Challenge:
Search the records for "color" and copy each line that holds it.

Data in this exercise:

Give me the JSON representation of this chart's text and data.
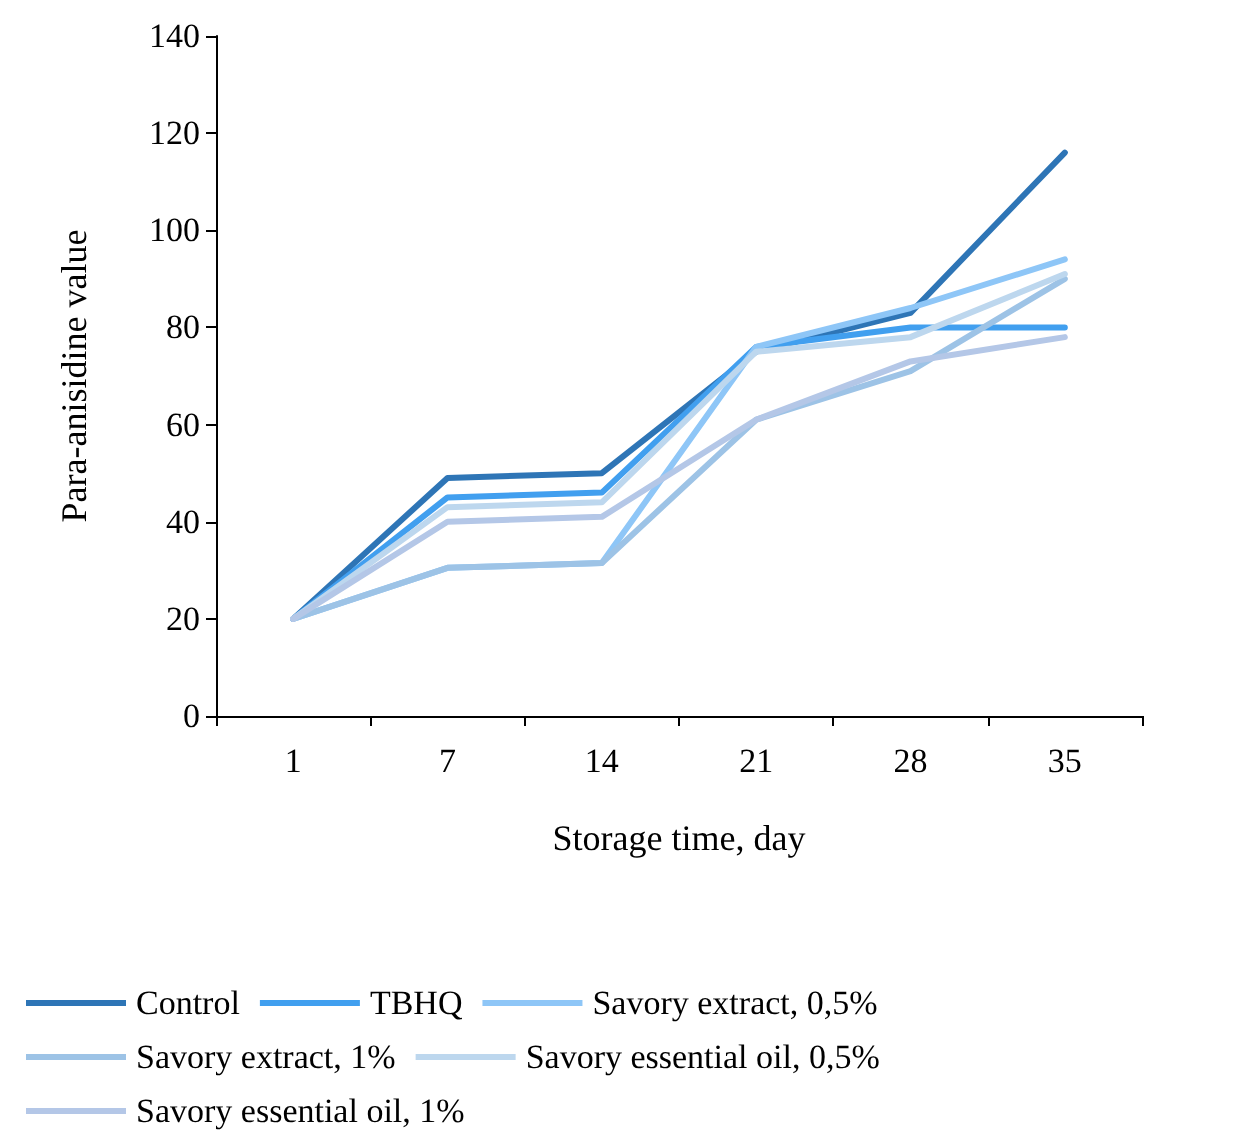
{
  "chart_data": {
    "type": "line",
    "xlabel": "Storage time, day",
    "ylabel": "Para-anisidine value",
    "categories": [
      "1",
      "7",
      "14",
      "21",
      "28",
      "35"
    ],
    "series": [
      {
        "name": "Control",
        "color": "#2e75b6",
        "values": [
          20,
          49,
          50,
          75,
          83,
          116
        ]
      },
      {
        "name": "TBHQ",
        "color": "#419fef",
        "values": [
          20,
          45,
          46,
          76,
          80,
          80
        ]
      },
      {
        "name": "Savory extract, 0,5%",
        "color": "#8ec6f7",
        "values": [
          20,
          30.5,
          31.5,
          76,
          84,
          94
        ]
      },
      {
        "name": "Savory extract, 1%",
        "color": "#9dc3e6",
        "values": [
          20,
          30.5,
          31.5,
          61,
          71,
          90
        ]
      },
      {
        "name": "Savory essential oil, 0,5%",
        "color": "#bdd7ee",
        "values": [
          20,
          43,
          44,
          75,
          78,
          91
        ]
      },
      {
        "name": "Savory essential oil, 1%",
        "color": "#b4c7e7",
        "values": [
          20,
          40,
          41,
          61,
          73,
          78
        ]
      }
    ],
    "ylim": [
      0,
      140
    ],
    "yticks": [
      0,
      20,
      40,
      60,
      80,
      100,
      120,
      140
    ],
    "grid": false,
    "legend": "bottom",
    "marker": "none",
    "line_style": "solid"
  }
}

Output of the task:
        "color": "#2e75b6",
        "color": "#419fef",
        "color": "#8ec6f7",
        "color": "#9dc3e6",
        "color": "#bdd7ee",
        "color": "#b4c7e7",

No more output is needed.